(Dataset items)
****************
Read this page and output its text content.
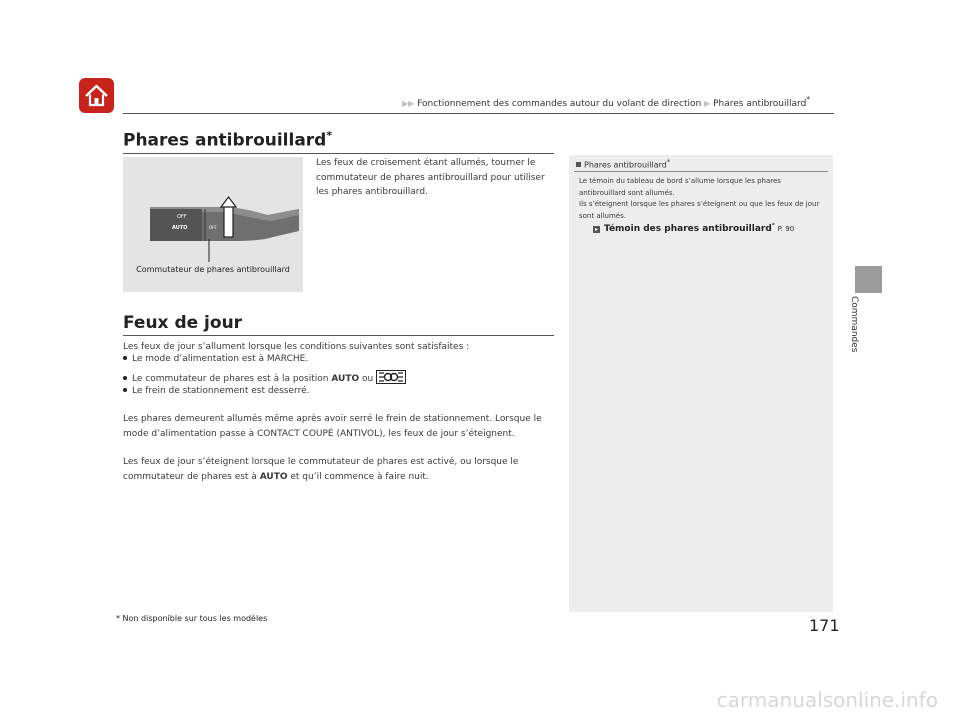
▶▶ Fonctionnement des commandes autour du volant de direction ▶ Phares antibrouillard*
Phares antibrouillard*
OFF
AUTO	OFF
Commutateur de phares antibrouillard
Les feux de croisement étant allumés, tourner le commutateur de phares antibrouillard pour utiliser les phares antibrouillard.
Phares antibrouillard*
Le témoin du tableau de bord s’allume lorsque les phares antibrouillard sont allumés.
Ils s’éteignent lorsque les phares s’éteignent ou que les feux de jour sont allumés.
▸ Témoin des phares antibrouillard* P. 90
Feux de jour
Les feux de jour s’allument lorsque les conditions suivantes sont satisfaites :
Le mode d’alimentation est à MARCHE.
Le commutateur de phares est à la position AUTO ou
Le frein de stationnement est desserré.
Les phares demeurent allumés même après avoir serré le frein de stationnement. Lorsque le mode d’alimentation passe à CONTACT COUPÉ (ANTIVOL), les feux de jour s’éteignent.
Les feux de jour s’éteignent lorsque le commutateur de phares est activé, ou lorsque le commutateur de phares est à AUTO et qu’il commence à faire nuit.
* Non disponible sur tous les modèles	171
Commandes
carmanualsonline.info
****************
Pick out the lines containing the string "frein".

EXPECTED ANSWER:
Le frein de stationnement est desserré.
Les phares demeurent allumés même après avoir serré le frein de stationnement. Lorsque le mode d’alimentation passe à CONTACT COUPÉ (ANTIVOL), les feux de jour s’éteignent.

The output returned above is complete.